> [LISTED RECORDS]:
>>>>>

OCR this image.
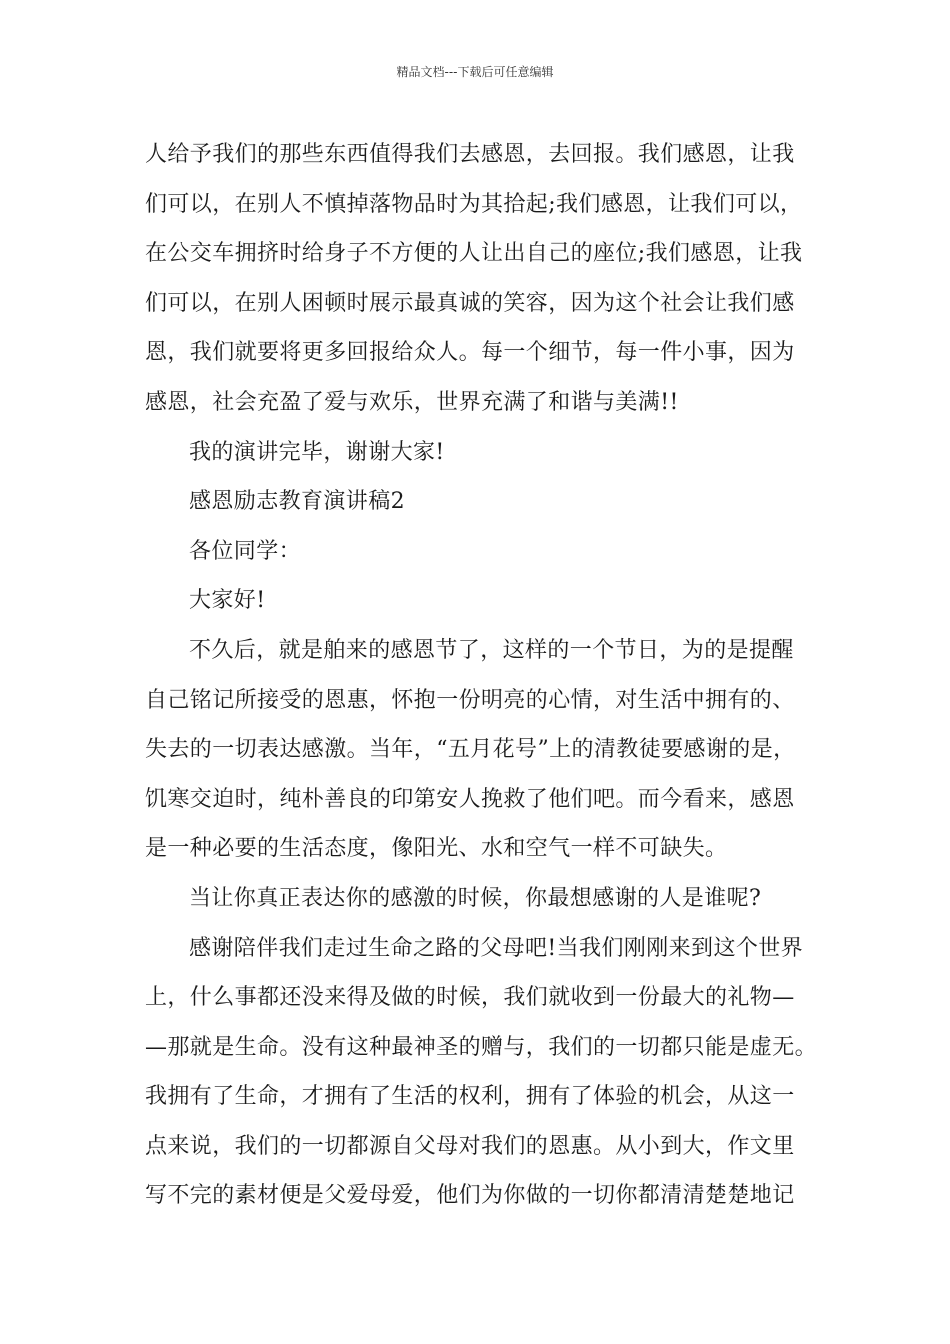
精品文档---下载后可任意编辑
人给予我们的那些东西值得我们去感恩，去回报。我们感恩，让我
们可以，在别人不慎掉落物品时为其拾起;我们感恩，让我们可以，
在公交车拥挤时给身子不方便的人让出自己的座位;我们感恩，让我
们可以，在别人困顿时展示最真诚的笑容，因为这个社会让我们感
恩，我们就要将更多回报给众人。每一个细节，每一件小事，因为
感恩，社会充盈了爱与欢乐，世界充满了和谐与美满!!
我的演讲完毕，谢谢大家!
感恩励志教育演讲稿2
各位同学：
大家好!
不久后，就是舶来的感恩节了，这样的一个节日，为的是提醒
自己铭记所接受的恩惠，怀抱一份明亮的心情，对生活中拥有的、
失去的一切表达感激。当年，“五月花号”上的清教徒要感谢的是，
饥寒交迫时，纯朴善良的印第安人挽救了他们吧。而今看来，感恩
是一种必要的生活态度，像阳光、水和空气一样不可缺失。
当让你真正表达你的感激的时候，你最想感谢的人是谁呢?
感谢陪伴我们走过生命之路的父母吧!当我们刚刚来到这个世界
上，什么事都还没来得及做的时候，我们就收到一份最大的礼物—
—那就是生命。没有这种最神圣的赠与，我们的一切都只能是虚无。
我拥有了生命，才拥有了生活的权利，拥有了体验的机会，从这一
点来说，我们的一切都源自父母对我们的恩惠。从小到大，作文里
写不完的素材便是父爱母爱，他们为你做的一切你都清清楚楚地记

<<<<<

> [OBJECTIVE]: Look through the material above. Copy each line where the word "我们感恩" appears.

> [ANSWER TO THE EXERCISE]:
人给予我们的那些东西值得我们去感恩，去回报。我们感恩，让我
们可以，在别人不慎掉落物品时为其拾起;我们感恩，让我们可以，
在公交车拥挤时给身子不方便的人让出自己的座位;我们感恩，让我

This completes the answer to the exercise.